Reproduce the listing below character for character; drop every image.

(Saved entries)
>> BEGIN
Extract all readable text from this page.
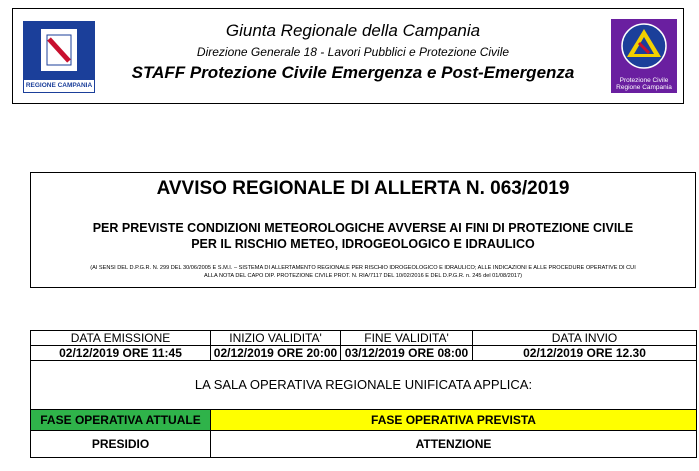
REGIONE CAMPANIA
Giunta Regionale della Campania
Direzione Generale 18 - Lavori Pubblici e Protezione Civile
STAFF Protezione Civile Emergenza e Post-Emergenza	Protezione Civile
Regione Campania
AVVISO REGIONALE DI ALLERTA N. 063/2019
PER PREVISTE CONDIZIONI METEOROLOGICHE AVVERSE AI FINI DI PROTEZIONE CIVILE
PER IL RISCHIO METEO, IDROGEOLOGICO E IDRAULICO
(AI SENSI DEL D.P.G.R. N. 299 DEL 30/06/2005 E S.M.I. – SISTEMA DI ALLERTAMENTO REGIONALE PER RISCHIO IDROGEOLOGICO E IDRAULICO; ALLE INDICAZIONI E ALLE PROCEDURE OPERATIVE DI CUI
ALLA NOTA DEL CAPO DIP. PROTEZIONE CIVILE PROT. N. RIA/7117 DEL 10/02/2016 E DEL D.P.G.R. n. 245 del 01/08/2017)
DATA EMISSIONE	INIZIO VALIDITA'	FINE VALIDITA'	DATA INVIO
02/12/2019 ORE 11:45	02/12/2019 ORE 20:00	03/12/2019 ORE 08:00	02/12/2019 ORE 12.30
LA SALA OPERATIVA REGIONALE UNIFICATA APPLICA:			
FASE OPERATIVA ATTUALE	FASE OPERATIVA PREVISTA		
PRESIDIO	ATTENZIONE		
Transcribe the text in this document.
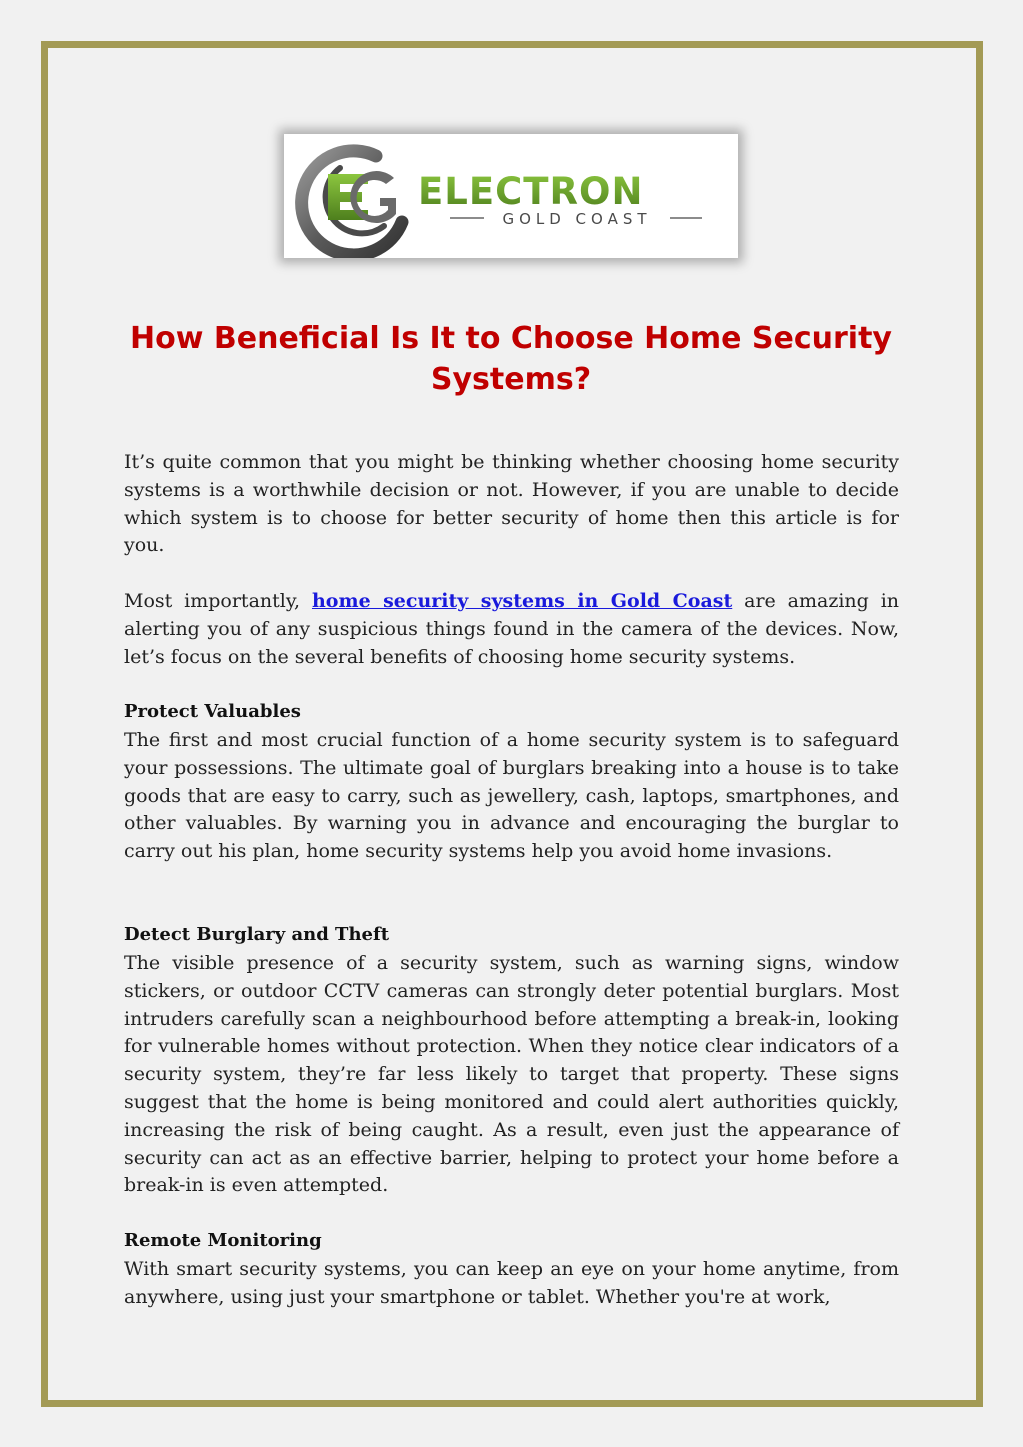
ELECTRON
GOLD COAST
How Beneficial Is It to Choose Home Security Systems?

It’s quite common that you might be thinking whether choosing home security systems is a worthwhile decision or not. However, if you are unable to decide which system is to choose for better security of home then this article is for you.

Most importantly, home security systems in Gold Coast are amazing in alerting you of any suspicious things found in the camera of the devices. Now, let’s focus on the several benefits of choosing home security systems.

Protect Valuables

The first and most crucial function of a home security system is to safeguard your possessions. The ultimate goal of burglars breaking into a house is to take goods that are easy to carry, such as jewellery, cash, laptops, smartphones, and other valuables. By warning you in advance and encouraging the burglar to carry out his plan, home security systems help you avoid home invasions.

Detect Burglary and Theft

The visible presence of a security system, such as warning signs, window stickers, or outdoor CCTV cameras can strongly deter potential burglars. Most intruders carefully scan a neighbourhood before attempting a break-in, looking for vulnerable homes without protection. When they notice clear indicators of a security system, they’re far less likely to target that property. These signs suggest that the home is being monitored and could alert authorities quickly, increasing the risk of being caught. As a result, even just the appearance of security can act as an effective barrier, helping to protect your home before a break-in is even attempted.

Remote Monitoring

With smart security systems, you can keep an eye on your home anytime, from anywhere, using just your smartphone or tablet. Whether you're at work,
>> END
Response below:
Extract all readable text from this page.
REGIONE CAMPANIA
Giunta Regionale della Campania
Direzione Generale 18 - Lavori Pubblici e Protezione Civile
STAFF Protezione Civile Emergenza e Post-Emergenza	Protezione Civile
Regione Campania
AVVISO REGIONALE DI ALLERTA N. 063/2019
PER PREVISTE CONDIZIONI METEOROLOGICHE AVVERSE AI FINI DI PROTEZIONE CIVILE
PER IL RISCHIO METEO, IDROGEOLOGICO E IDRAULICO
(AI SENSI DEL D.P.G.R. N. 299 DEL 30/06/2005 E S.M.I. – SISTEMA DI ALLERTAMENTO REGIONALE PER RISCHIO IDROGEOLOGICO E IDRAULICO; ALLE INDICAZIONI E ALLE PROCEDURE OPERATIVE DI CUI
ALLA NOTA DEL CAPO DIP. PROTEZIONE CIVILE PROT. N. RIA/7117 DEL 10/02/2016 E DEL D.P.G.R. n. 245 del 01/08/2017)
DATA EMISSIONE	INIZIO VALIDITA'	FINE VALIDITA'	DATA INVIO
02/12/2019 ORE 11:45	02/12/2019 ORE 20:00	03/12/2019 ORE 08:00	02/12/2019 ORE 12.30
LA SALA OPERATIVA REGIONALE UNIFICATA APPLICA:			
FASE OPERATIVA ATTUALE	FASE OPERATIVA PREVISTA		
PRESIDIO	ATTENZIONE		
Transcribe the text in this document.
ELECTRON
GOLD COAST
How Beneficial Is It to Choose Home Security Systems?

It’s quite common that you might be thinking whether choosing home security systems is a worthwhile decision or not. However, if you are unable to decide which system is to choose for better security of home then this article is for you.

Most importantly, home security systems in Gold Coast are amazing in alerting you of any suspicious things found in the camera of the devices. Now, let’s focus on the several benefits of choosing home security systems.

Protect Valuables

The first and most crucial function of a home security system is to safeguard your possessions. The ultimate goal of burglars breaking into a house is to take goods that are easy to carry, such as jewellery, cash, laptops, smartphones, and other valuables. By warning you in advance and encouraging the burglar to carry out his plan, home security systems help you avoid home invasions.

Detect Burglary and Theft

The visible presence of a security system, such as warning signs, window stickers, or outdoor CCTV cameras can strongly deter potential burglars. Most intruders carefully scan a neighbourhood before attempting a break-in, looking for vulnerable homes without protection. When they notice clear indicators of a security system, they’re far less likely to target that property. These signs suggest that the home is being monitored and could alert authorities quickly, increasing the risk of being caught. As a result, even just the appearance of security can act as an effective barrier, helping to protect your home before a break-in is even attempted.

Remote Monitoring

With smart security systems, you can keep an eye on your home anytime, from anywhere, using just your smartphone or tablet. Whether you're at work,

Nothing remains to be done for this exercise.